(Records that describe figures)
=======

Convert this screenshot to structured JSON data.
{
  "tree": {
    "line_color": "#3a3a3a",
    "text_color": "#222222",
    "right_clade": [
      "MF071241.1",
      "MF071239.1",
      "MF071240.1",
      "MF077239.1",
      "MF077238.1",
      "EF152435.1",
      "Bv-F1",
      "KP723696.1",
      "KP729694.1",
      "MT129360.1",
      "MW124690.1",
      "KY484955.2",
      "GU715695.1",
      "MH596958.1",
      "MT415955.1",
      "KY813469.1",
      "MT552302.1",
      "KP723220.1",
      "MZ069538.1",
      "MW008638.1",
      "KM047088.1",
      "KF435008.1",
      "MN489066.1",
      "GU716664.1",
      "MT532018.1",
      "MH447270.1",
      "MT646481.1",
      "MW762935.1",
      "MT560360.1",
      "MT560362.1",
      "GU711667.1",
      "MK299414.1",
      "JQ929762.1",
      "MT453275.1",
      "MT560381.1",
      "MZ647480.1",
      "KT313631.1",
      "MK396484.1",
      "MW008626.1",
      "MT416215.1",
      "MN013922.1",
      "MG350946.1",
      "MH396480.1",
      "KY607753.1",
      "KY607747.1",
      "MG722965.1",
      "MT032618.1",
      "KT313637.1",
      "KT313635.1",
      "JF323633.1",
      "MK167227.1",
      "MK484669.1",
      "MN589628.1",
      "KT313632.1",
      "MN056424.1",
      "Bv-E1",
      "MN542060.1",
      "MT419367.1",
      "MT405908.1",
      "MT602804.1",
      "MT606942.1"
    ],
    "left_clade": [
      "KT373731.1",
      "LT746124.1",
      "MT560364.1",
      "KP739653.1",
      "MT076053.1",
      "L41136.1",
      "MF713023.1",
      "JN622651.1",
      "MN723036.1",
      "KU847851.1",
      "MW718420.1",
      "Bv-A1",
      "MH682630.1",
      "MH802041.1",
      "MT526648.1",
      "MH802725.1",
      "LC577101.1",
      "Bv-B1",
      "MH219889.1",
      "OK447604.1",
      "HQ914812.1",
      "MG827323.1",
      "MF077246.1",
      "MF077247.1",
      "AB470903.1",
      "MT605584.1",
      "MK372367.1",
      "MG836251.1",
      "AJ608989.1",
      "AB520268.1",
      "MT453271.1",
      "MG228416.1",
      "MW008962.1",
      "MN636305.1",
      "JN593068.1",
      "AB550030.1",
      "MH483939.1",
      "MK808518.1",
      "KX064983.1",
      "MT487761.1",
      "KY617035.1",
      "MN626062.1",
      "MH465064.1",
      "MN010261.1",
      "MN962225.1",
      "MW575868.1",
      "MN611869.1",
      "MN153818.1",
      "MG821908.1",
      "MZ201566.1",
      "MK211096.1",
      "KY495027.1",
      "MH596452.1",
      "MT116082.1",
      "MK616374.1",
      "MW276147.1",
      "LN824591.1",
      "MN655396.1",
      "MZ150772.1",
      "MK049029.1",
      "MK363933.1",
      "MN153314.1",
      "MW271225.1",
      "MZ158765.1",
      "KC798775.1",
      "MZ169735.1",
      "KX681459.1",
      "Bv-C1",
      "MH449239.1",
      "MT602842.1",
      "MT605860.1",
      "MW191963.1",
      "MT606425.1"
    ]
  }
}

=======

● What you have to do:
Take the lines above and retype all of them exactly.

● Written response:
Convert this screenshot to structured JSON data.
{
  "tree": {
    "line_color": "#3a3a3a",
    "text_color": "#222222",
    "right_clade": [
      "MF071241.1",
      "MF071239.1",
      "MF071240.1",
      "MF077239.1",
      "MF077238.1",
      "EF152435.1",
      "Bv-F1",
      "KP723696.1",
      "KP729694.1",
      "MT129360.1",
      "MW124690.1",
      "KY484955.2",
      "GU715695.1",
      "MH596958.1",
      "MT415955.1",
      "KY813469.1",
      "MT552302.1",
      "KP723220.1",
      "MZ069538.1",
      "MW008638.1",
      "KM047088.1",
      "KF435008.1",
      "MN489066.1",
      "GU716664.1",
      "MT532018.1",
      "MH447270.1",
      "MT646481.1",
      "MW762935.1",
      "MT560360.1",
      "MT560362.1",
      "GU711667.1",
      "MK299414.1",
      "JQ929762.1",
      "MT453275.1",
      "MT560381.1",
      "MZ647480.1",
      "KT313631.1",
      "MK396484.1",
      "MW008626.1",
      "MT416215.1",
      "MN013922.1",
      "MG350946.1",
      "MH396480.1",
      "KY607753.1",
      "KY607747.1",
      "MG722965.1",
      "MT032618.1",
      "KT313637.1",
      "KT313635.1",
      "JF323633.1",
      "MK167227.1",
      "MK484669.1",
      "MN589628.1",
      "KT313632.1",
      "MN056424.1",
      "Bv-E1",
      "MN542060.1",
      "MT419367.1",
      "MT405908.1",
      "MT602804.1",
      "MT606942.1"
    ],
    "left_clade": [
      "KT373731.1",
      "LT746124.1",
      "MT560364.1",
      "KP739653.1",
      "MT076053.1",
      "L41136.1",
      "MF713023.1",
      "JN622651.1",
      "MN723036.1",
      "KU847851.1",
      "MW718420.1",
      "Bv-A1",
      "MH682630.1",
      "MH802041.1",
      "MT526648.1",
      "MH802725.1",
      "LC577101.1",
      "Bv-B1",
      "MH219889.1",
      "OK447604.1",
      "HQ914812.1",
      "MG827323.1",
      "MF077246.1",
      "MF077247.1",
      "AB470903.1",
      "MT605584.1",
      "MK372367.1",
      "MG836251.1",
      "AJ608989.1",
      "AB520268.1",
      "MT453271.1",
      "MG228416.1",
      "MW008962.1",
      "MN636305.1",
      "JN593068.1",
      "AB550030.1",
      "MH483939.1",
      "MK808518.1",
      "KX064983.1",
      "MT487761.1",
      "KY617035.1",
      "MN626062.1",
      "MH465064.1",
      "MN010261.1",
      "MN962225.1",
      "MW575868.1",
      "MN611869.1",
      "MN153818.1",
      "MG821908.1",
      "MZ201566.1",
      "MK211096.1",
      "KY495027.1",
      "MH596452.1",
      "MT116082.1",
      "MK616374.1",
      "MW276147.1",
      "LN824591.1",
      "MN655396.1",
      "MZ150772.1",
      "MK049029.1",
      "MK363933.1",
      "MN153314.1",
      "MW271225.1",
      "MZ158765.1",
      "KC798775.1",
      "MZ169735.1",
      "KX681459.1",
      "Bv-C1",
      "MH449239.1",
      "MT602842.1",
      "MT605860.1",
      "MW191963.1",
      "MT606425.1"
    ]
  }
}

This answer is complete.